> _Data listing_
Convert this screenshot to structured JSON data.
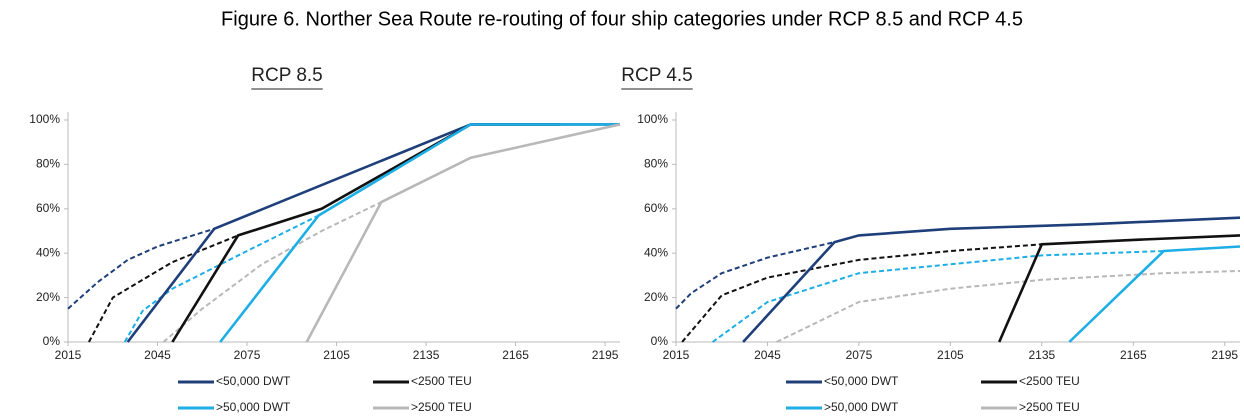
{
  "title": "Figure 6.  Norther Sea Route re-routing of four ship categories under RCP 8.5 and RCP 4.5",
  "chart_data": [
    {
      "type": "line",
      "title": "RCP 8.5",
      "xlim": [
        2015,
        2200
      ],
      "xticks": [
        2015,
        2045,
        2075,
        2105,
        2135,
        2165,
        2195
      ],
      "ylim": [
        0,
        100
      ],
      "yticks": [
        {
          "value": 0,
          "label": "0%"
        },
        {
          "value": 20,
          "label": "20%"
        },
        {
          "value": 40,
          "label": "40%"
        },
        {
          "value": 60,
          "label": "60%"
        },
        {
          "value": 80,
          "label": "80%"
        },
        {
          "value": 100,
          "label": "100%"
        }
      ],
      "series": [
        {
          "name": "<50,000 DWT",
          "color": "#1f3f7a",
          "x": [
            2035,
            2064,
            2150,
            2200
          ],
          "values": [
            0,
            51,
            98,
            98
          ],
          "dashed_x": [
            2015,
            2025,
            2035,
            2045,
            2064
          ],
          "dashed_values": [
            15,
            27,
            37,
            43,
            51
          ]
        },
        {
          "name": "<2500 TEU",
          "color": "#111111",
          "x": [
            2050,
            2072,
            2100,
            2150,
            2180
          ],
          "values": [
            0,
            48,
            60,
            98,
            98
          ],
          "dashed_x": [
            2022,
            2030,
            2040,
            2050,
            2072
          ],
          "dashed_values": [
            0,
            20,
            28,
            36,
            48
          ]
        },
        {
          "name": ">50,000 DWT",
          "color": "#1eaee6",
          "x": [
            2066,
            2099,
            2150,
            2200
          ],
          "values": [
            0,
            57,
            98,
            98
          ],
          "dashed_x": [
            2034,
            2040,
            2050,
            2075,
            2099
          ],
          "dashed_values": [
            0,
            14,
            24,
            41,
            57
          ]
        },
        {
          "name": ">2500 TEU",
          "color": "#b8b8b8",
          "x": [
            2095,
            2120,
            2150,
            2200
          ],
          "values": [
            0,
            63,
            83,
            98
          ],
          "dashed_x": [
            2047,
            2060,
            2080,
            2100,
            2120
          ],
          "dashed_values": [
            0,
            15,
            35,
            50,
            63
          ]
        }
      ]
    },
    {
      "type": "line",
      "title": "RCP 4.5",
      "xlim": [
        2015,
        2200
      ],
      "xticks": [
        2015,
        2045,
        2075,
        2105,
        2135,
        2165,
        2195
      ],
      "ylim": [
        0,
        100
      ],
      "yticks": [
        {
          "value": 0,
          "label": "0%"
        },
        {
          "value": 20,
          "label": "20%"
        },
        {
          "value": 40,
          "label": "40%"
        },
        {
          "value": 60,
          "label": "60%"
        },
        {
          "value": 80,
          "label": "80%"
        },
        {
          "value": 100,
          "label": "100%"
        }
      ],
      "series": [
        {
          "name": "<50,000 DWT",
          "color": "#1f3f7a",
          "x": [
            2037,
            2067,
            2075,
            2105,
            2150,
            2200
          ],
          "values": [
            0,
            45,
            48,
            51,
            53,
            56
          ],
          "dashed_x": [
            2015,
            2020,
            2030,
            2045,
            2067
          ],
          "dashed_values": [
            15,
            22,
            31,
            38,
            45
          ]
        },
        {
          "name": "<2500 TEU",
          "color": "#111111",
          "x": [
            2121,
            2135,
            2165,
            2200
          ],
          "values": [
            0,
            44,
            46,
            48
          ],
          "dashed_x": [
            2017,
            2030,
            2045,
            2075,
            2105,
            2135
          ],
          "dashed_values": [
            0,
            21,
            29,
            37,
            41,
            44
          ]
        },
        {
          "name": ">50,000 DWT",
          "color": "#1eaee6",
          "x": [
            2144,
            2175,
            2200
          ],
          "values": [
            0,
            41,
            43
          ],
          "dashed_x": [
            2027,
            2045,
            2075,
            2105,
            2135,
            2175
          ],
          "dashed_values": [
            0,
            18,
            31,
            35,
            39,
            41
          ]
        },
        {
          "name": ">2500 TEU",
          "color": "#b8b8b8",
          "dashed_x": [
            2048,
            2075,
            2105,
            2135,
            2175,
            2200
          ],
          "dashed_values": [
            0,
            18,
            24,
            28,
            31,
            32
          ]
        }
      ]
    }
  ]
}
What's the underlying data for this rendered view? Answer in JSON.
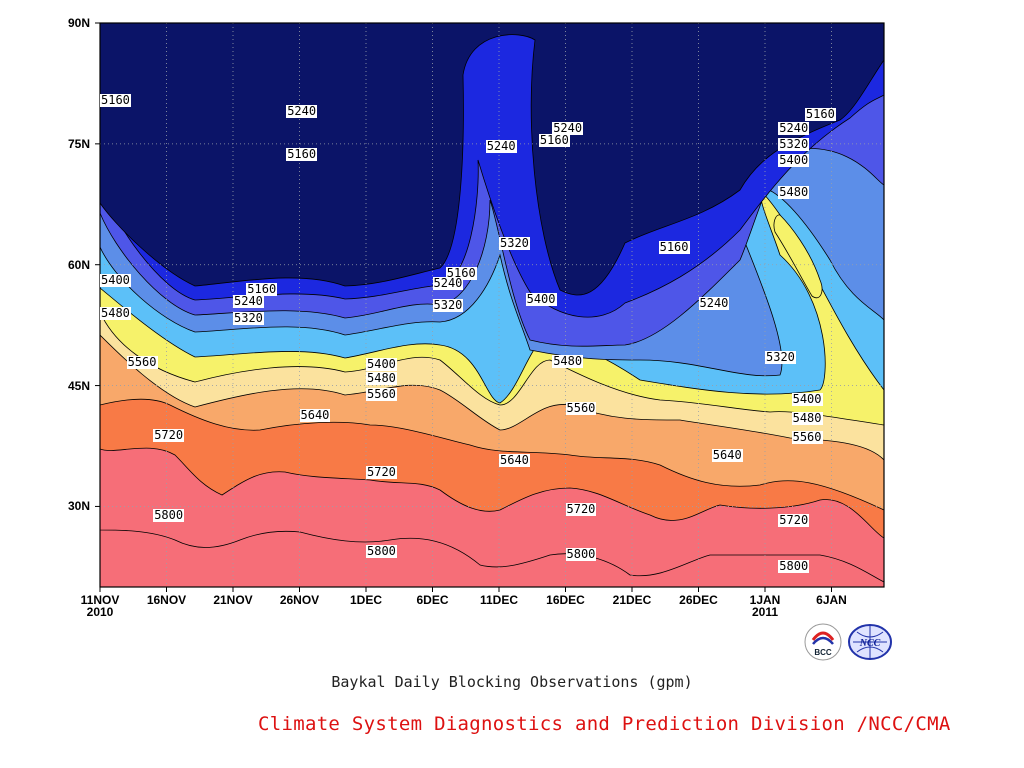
{
  "chart_data": {
    "type": "heatmap",
    "title": "Baykal Daily Blocking Observations (gpm)",
    "credit": "Climate System Diagnostics and Prediction Division /NCC/CMA",
    "x_ticks": [
      "11NOV\n2010",
      "16NOV",
      "21NOV",
      "26NOV",
      "1DEC",
      "6DEC",
      "11DEC",
      "16DEC",
      "21DEC",
      "26DEC",
      "1JAN\n2011",
      "6JAN"
    ],
    "y_ticks": [
      "90N",
      "75N",
      "60N",
      "45N",
      "30N"
    ],
    "x_range": [
      "2010-11-11",
      "2011-01-09"
    ],
    "y_range_deg_north": [
      20,
      90
    ],
    "grid": true,
    "levels": [
      5160,
      5240,
      5320,
      5400,
      5480,
      5560,
      5640,
      5720,
      5800
    ],
    "colors": [
      "#0b1468",
      "#1c28e0",
      "#4e56e8",
      "#5c8ee8",
      "#5cc0f8",
      "#f6f26a",
      "#fbe29e",
      "#f8a86a",
      "#f87a46",
      "#f66e78"
    ],
    "contour_labels": [
      {
        "text": "5160",
        "date": "2010-11-11",
        "lat": 80.3
      },
      {
        "text": "5240",
        "date": "2010-11-25",
        "lat": 79.0
      },
      {
        "text": "5160",
        "date": "2010-11-25",
        "lat": 73.6
      },
      {
        "text": "5240",
        "date": "2010-12-10",
        "lat": 74.6
      },
      {
        "text": "5240",
        "date": "2010-12-15",
        "lat": 76.8
      },
      {
        "text": "5160",
        "date": "2010-12-14",
        "lat": 75.3
      },
      {
        "text": "5160",
        "date": "2011-01-03",
        "lat": 78.6
      },
      {
        "text": "5240",
        "date": "2011-01-01",
        "lat": 76.8
      },
      {
        "text": "5320",
        "date": "2011-01-01",
        "lat": 74.9
      },
      {
        "text": "5400",
        "date": "2011-01-01",
        "lat": 72.9
      },
      {
        "text": "5480",
        "date": "2011-01-01",
        "lat": 68.9
      },
      {
        "text": "5320",
        "date": "2010-12-11",
        "lat": 62.6
      },
      {
        "text": "5160",
        "date": "2010-12-23",
        "lat": 62.1
      },
      {
        "text": "5160",
        "date": "2010-12-07",
        "lat": 58.9
      },
      {
        "text": "5240",
        "date": "2010-12-06",
        "lat": 57.6
      },
      {
        "text": "5160",
        "date": "2010-11-22",
        "lat": 56.9
      },
      {
        "text": "5240",
        "date": "2010-11-21",
        "lat": 55.4
      },
      {
        "text": "5320",
        "date": "2010-11-21",
        "lat": 53.3
      },
      {
        "text": "5320",
        "date": "2010-12-06",
        "lat": 54.9
      },
      {
        "text": "5240",
        "date": "2010-12-26",
        "lat": 55.1
      },
      {
        "text": "5400",
        "date": "2010-11-11",
        "lat": 58.0
      },
      {
        "text": "5480",
        "date": "2010-11-11",
        "lat": 53.9
      },
      {
        "text": "5400",
        "date": "2010-12-13",
        "lat": 55.6
      },
      {
        "text": "5320",
        "date": "2010-12-31",
        "lat": 48.4
      },
      {
        "text": "5560",
        "date": "2010-11-13",
        "lat": 47.8
      },
      {
        "text": "5400",
        "date": "2010-12-01",
        "lat": 47.6
      },
      {
        "text": "5480",
        "date": "2010-12-01",
        "lat": 45.8
      },
      {
        "text": "5480",
        "date": "2010-12-15",
        "lat": 47.9
      },
      {
        "text": "5560",
        "date": "2010-12-01",
        "lat": 43.8
      },
      {
        "text": "5400",
        "date": "2011-01-02",
        "lat": 43.2
      },
      {
        "text": "5640",
        "date": "2010-11-26",
        "lat": 41.2
      },
      {
        "text": "5560",
        "date": "2010-12-16",
        "lat": 42.1
      },
      {
        "text": "5480",
        "date": "2011-01-02",
        "lat": 40.9
      },
      {
        "text": "5720",
        "date": "2010-11-15",
        "lat": 38.8
      },
      {
        "text": "5560",
        "date": "2011-01-02",
        "lat": 38.5
      },
      {
        "text": "5640",
        "date": "2010-12-11",
        "lat": 35.6
      },
      {
        "text": "5640",
        "date": "2010-12-27",
        "lat": 36.2
      },
      {
        "text": "5720",
        "date": "2010-12-01",
        "lat": 34.1
      },
      {
        "text": "5800",
        "date": "2010-11-15",
        "lat": 28.8
      },
      {
        "text": "5720",
        "date": "2010-12-16",
        "lat": 29.5
      },
      {
        "text": "5720",
        "date": "2011-01-01",
        "lat": 28.2
      },
      {
        "text": "5800",
        "date": "2010-12-01",
        "lat": 24.3
      },
      {
        "text": "5800",
        "date": "2010-12-16",
        "lat": 24.0
      },
      {
        "text": "5800",
        "date": "2011-01-01",
        "lat": 22.5
      }
    ]
  },
  "logos": [
    {
      "icon": "bcc-logo-icon",
      "text": "BCC"
    },
    {
      "icon": "ncc-logo-icon",
      "text": "NCC"
    }
  ]
}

> _What is expected_
Read the entries and show each line that mentions "title".

> _Answer to the problem_
  "title": "Figure 6.  Norther Sea Route re-routing of four ship categories under RCP 8.5 and RCP 4.5",
      "title": "RCP 8.5",
      "title": "RCP 4.5",
    "title": "Baykal Daily Blocking Observations (gpm)",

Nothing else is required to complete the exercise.